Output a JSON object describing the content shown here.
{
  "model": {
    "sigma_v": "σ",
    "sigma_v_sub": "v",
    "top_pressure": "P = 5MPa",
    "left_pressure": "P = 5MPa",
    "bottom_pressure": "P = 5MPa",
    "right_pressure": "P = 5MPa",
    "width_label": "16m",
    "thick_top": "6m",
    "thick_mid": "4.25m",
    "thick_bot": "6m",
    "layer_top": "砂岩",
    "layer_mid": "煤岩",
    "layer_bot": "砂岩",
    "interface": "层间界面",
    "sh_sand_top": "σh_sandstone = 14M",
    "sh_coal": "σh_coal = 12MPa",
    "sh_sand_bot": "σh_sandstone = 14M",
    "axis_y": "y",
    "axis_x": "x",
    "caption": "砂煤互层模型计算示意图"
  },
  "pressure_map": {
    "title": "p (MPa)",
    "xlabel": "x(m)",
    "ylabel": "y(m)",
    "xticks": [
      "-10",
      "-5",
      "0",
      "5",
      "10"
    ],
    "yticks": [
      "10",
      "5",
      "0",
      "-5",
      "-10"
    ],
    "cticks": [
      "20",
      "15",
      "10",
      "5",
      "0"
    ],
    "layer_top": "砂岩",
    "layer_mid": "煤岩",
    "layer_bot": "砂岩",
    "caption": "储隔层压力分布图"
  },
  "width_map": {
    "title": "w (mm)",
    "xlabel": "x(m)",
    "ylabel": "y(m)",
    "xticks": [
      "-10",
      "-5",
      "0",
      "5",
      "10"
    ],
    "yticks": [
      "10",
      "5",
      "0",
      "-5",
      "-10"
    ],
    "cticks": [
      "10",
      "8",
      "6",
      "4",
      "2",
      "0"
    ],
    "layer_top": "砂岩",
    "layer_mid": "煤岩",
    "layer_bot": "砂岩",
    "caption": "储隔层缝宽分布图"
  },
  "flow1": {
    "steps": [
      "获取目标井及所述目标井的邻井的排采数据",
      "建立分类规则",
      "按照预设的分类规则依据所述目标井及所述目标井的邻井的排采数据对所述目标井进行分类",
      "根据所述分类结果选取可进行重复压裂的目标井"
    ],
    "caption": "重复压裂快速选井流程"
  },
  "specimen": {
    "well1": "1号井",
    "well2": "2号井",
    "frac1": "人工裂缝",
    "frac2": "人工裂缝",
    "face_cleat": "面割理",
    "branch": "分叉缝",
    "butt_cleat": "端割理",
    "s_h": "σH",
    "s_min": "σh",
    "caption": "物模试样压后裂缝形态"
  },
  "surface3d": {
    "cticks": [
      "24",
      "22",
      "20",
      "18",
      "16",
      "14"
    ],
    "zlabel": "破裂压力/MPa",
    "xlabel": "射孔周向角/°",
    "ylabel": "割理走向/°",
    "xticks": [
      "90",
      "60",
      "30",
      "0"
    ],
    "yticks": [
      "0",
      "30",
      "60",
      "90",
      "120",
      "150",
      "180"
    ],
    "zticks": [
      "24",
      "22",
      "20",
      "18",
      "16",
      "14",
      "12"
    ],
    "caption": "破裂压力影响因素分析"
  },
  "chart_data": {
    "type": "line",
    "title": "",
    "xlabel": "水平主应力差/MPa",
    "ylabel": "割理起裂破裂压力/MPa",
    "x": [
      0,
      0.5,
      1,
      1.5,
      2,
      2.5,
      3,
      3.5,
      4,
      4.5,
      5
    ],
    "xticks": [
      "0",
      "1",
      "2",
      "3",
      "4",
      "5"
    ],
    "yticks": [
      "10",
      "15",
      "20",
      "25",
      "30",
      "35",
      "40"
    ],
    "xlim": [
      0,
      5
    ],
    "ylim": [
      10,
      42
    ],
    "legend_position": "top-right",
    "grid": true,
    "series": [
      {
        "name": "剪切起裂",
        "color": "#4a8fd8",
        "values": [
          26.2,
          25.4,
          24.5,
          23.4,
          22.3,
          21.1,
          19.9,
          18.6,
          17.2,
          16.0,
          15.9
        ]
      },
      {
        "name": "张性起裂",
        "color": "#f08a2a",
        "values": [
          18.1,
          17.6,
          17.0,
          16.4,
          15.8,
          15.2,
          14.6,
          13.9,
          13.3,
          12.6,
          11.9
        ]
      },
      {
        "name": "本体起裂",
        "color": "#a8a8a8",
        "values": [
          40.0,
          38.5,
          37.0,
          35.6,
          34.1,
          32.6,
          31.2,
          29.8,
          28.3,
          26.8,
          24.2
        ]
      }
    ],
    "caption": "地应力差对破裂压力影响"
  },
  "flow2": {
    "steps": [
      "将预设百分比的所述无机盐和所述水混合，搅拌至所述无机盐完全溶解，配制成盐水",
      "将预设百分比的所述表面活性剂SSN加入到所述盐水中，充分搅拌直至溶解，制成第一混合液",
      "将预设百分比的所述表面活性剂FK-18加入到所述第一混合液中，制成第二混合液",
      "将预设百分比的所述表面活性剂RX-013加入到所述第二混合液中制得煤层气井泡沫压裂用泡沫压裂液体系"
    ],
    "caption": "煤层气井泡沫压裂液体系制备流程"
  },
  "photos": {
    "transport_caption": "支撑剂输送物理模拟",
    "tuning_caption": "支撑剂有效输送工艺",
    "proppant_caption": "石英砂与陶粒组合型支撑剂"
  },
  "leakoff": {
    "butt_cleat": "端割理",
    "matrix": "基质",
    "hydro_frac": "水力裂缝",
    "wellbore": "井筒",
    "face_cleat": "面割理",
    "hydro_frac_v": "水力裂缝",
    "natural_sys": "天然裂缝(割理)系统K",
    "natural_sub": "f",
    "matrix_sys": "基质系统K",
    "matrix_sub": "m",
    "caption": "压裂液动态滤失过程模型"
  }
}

The request:
Copy all lines of the listing above that contain the string "color".

Answer to this problem:
        "color": "#4a8fd8",
        "color": "#f08a2a",
        "color": "#a8a8a8",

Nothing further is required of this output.